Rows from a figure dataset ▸
-=-=-

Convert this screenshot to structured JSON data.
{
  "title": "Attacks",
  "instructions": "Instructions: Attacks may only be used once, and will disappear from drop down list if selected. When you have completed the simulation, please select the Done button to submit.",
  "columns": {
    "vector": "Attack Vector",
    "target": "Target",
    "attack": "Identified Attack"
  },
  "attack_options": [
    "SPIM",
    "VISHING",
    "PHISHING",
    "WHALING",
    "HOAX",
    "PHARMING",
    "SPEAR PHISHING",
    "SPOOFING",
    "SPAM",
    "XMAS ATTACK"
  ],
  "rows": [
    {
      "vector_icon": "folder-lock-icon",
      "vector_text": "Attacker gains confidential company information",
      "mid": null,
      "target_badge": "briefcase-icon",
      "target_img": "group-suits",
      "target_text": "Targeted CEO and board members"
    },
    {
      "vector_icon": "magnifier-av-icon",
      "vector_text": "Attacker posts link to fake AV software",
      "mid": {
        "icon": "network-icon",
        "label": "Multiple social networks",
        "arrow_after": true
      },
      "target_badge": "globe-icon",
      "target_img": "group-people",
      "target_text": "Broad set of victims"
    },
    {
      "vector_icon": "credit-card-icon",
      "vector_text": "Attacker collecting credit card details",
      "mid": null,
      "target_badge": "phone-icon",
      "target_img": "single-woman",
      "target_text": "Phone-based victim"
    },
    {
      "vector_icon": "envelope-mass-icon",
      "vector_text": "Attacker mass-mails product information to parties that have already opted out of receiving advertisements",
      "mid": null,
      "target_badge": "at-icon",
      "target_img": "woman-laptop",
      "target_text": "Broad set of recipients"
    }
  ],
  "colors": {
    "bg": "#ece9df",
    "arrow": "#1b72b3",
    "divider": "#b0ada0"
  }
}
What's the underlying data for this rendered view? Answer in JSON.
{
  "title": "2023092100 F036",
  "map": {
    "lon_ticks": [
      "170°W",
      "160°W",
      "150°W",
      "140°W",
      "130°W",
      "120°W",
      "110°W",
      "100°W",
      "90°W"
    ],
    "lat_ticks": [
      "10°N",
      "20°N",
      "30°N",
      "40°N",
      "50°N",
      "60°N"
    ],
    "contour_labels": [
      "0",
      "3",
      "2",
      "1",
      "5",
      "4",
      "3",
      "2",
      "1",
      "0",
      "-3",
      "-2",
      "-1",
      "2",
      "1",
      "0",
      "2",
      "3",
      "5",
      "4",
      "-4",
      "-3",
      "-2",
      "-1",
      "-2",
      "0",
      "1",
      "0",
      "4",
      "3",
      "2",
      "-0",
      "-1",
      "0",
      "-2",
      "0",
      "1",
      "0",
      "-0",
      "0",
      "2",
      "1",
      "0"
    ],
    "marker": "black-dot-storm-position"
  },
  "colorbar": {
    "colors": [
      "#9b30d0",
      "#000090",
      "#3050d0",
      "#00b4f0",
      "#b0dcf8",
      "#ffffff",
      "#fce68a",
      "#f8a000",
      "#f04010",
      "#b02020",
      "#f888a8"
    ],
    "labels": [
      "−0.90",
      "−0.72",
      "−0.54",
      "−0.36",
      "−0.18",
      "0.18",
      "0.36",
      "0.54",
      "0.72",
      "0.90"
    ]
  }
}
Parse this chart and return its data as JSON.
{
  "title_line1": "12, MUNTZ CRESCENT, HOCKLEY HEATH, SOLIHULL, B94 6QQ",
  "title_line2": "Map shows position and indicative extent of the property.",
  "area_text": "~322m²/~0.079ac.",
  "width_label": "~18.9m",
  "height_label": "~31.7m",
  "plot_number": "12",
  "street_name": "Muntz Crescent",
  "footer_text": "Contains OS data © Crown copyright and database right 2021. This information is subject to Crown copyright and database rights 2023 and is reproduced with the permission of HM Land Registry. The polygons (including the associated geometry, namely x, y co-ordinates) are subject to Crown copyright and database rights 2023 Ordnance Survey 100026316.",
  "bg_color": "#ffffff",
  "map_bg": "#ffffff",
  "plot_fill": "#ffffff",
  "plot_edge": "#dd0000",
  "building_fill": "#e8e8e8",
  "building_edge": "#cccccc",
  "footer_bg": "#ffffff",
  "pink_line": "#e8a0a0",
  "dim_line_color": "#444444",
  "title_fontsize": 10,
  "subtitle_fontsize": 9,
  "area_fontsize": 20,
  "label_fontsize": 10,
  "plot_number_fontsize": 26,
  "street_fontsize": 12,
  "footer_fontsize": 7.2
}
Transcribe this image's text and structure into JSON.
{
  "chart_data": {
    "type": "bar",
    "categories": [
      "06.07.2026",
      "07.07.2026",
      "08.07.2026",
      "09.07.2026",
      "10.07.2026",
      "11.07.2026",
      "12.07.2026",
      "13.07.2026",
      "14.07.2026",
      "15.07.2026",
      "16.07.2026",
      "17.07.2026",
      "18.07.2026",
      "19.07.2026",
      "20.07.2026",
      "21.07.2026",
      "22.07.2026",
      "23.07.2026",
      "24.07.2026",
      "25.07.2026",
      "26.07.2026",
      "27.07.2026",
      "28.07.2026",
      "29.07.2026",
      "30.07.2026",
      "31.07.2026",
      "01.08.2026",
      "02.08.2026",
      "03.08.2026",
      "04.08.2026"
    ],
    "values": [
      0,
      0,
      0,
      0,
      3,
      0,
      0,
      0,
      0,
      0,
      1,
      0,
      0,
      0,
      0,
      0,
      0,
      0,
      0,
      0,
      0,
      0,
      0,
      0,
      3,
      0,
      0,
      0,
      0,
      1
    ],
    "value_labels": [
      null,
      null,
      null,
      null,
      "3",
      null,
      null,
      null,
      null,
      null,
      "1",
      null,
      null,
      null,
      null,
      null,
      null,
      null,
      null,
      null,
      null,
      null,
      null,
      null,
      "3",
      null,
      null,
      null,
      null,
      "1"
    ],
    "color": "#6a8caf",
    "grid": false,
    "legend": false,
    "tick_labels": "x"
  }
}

-=-=-

Every record should be repeated exactly; please leave none out.

Convert this screenshot to structured JSON data.
{
  "title": "Attacks",
  "instructions": "Instructions: Attacks may only be used once, and will disappear from drop down list if selected. When you have completed the simulation, please select the Done button to submit.",
  "columns": {
    "vector": "Attack Vector",
    "target": "Target",
    "attack": "Identified Attack"
  },
  "attack_options": [
    "SPIM",
    "VISHING",
    "PHISHING",
    "WHALING",
    "HOAX",
    "PHARMING",
    "SPEAR PHISHING",
    "SPOOFING",
    "SPAM",
    "XMAS ATTACK"
  ],
  "rows": [
    {
      "vector_icon": "folder-lock-icon",
      "vector_text": "Attacker gains confidential company information",
      "mid": null,
      "target_badge": "briefcase-icon",
      "target_img": "group-suits",
      "target_text": "Targeted CEO and board members"
    },
    {
      "vector_icon": "magnifier-av-icon",
      "vector_text": "Attacker posts link to fake AV software",
      "mid": {
        "icon": "network-icon",
        "label": "Multiple social networks",
        "arrow_after": true
      },
      "target_badge": "globe-icon",
      "target_img": "group-people",
      "target_text": "Broad set of victims"
    },
    {
      "vector_icon": "credit-card-icon",
      "vector_text": "Attacker collecting credit card details",
      "mid": null,
      "target_badge": "phone-icon",
      "target_img": "single-woman",
      "target_text": "Phone-based victim"
    },
    {
      "vector_icon": "envelope-mass-icon",
      "vector_text": "Attacker mass-mails product information to parties that have already opted out of receiving advertisements",
      "mid": null,
      "target_badge": "at-icon",
      "target_img": "woman-laptop",
      "target_text": "Broad set of recipients"
    }
  ],
  "colors": {
    "bg": "#ece9df",
    "arrow": "#1b72b3",
    "divider": "#b0ada0"
  }
}
What's the underlying data for this rendered view? Answer in JSON.
{
  "title": "2023092100 F036",
  "map": {
    "lon_ticks": [
      "170°W",
      "160°W",
      "150°W",
      "140°W",
      "130°W",
      "120°W",
      "110°W",
      "100°W",
      "90°W"
    ],
    "lat_ticks": [
      "10°N",
      "20°N",
      "30°N",
      "40°N",
      "50°N",
      "60°N"
    ],
    "contour_labels": [
      "0",
      "3",
      "2",
      "1",
      "5",
      "4",
      "3",
      "2",
      "1",
      "0",
      "-3",
      "-2",
      "-1",
      "2",
      "1",
      "0",
      "2",
      "3",
      "5",
      "4",
      "-4",
      "-3",
      "-2",
      "-1",
      "-2",
      "0",
      "1",
      "0",
      "4",
      "3",
      "2",
      "-0",
      "-1",
      "0",
      "-2",
      "0",
      "1",
      "0",
      "-0",
      "0",
      "2",
      "1",
      "0"
    ],
    "marker": "black-dot-storm-position"
  },
  "colorbar": {
    "colors": [
      "#9b30d0",
      "#000090",
      "#3050d0",
      "#00b4f0",
      "#b0dcf8",
      "#ffffff",
      "#fce68a",
      "#f8a000",
      "#f04010",
      "#b02020",
      "#f888a8"
    ],
    "labels": [
      "−0.90",
      "−0.72",
      "−0.54",
      "−0.36",
      "−0.18",
      "0.18",
      "0.36",
      "0.54",
      "0.72",
      "0.90"
    ]
  }
}
Parse this chart and return its data as JSON.
{
  "title_line1": "12, MUNTZ CRESCENT, HOCKLEY HEATH, SOLIHULL, B94 6QQ",
  "title_line2": "Map shows position and indicative extent of the property.",
  "area_text": "~322m²/~0.079ac.",
  "width_label": "~18.9m",
  "height_label": "~31.7m",
  "plot_number": "12",
  "street_name": "Muntz Crescent",
  "footer_text": "Contains OS data © Crown copyright and database right 2021. This information is subject to Crown copyright and database rights 2023 and is reproduced with the permission of HM Land Registry. The polygons (including the associated geometry, namely x, y co-ordinates) are subject to Crown copyright and database rights 2023 Ordnance Survey 100026316.",
  "bg_color": "#ffffff",
  "map_bg": "#ffffff",
  "plot_fill": "#ffffff",
  "plot_edge": "#dd0000",
  "building_fill": "#e8e8e8",
  "building_edge": "#cccccc",
  "footer_bg": "#ffffff",
  "pink_line": "#e8a0a0",
  "dim_line_color": "#444444",
  "title_fontsize": 10,
  "subtitle_fontsize": 9,
  "area_fontsize": 20,
  "label_fontsize": 10,
  "plot_number_fontsize": 26,
  "street_fontsize": 12,
  "footer_fontsize": 7.2
}
Transcribe this image's text and structure into JSON.
{
  "chart_data": {
    "type": "bar",
    "categories": [
      "06.07.2026",
      "07.07.2026",
      "08.07.2026",
      "09.07.2026",
      "10.07.2026",
      "11.07.2026",
      "12.07.2026",
      "13.07.2026",
      "14.07.2026",
      "15.07.2026",
      "16.07.2026",
      "17.07.2026",
      "18.07.2026",
      "19.07.2026",
      "20.07.2026",
      "21.07.2026",
      "22.07.2026",
      "23.07.2026",
      "24.07.2026",
      "25.07.2026",
      "26.07.2026",
      "27.07.2026",
      "28.07.2026",
      "29.07.2026",
      "30.07.2026",
      "31.07.2026",
      "01.08.2026",
      "02.08.2026",
      "03.08.2026",
      "04.08.2026"
    ],
    "values": [
      0,
      0,
      0,
      0,
      3,
      0,
      0,
      0,
      0,
      0,
      1,
      0,
      0,
      0,
      0,
      0,
      0,
      0,
      0,
      0,
      0,
      0,
      0,
      0,
      3,
      0,
      0,
      0,
      0,
      1
    ],
    "value_labels": [
      null,
      null,
      null,
      null,
      "3",
      null,
      null,
      null,
      null,
      null,
      "1",
      null,
      null,
      null,
      null,
      null,
      null,
      null,
      null,
      null,
      null,
      null,
      null,
      null,
      "3",
      null,
      null,
      null,
      null,
      "1"
    ],
    "color": "#6a8caf",
    "grid": false,
    "legend": false,
    "tick_labels": "x"
  }
}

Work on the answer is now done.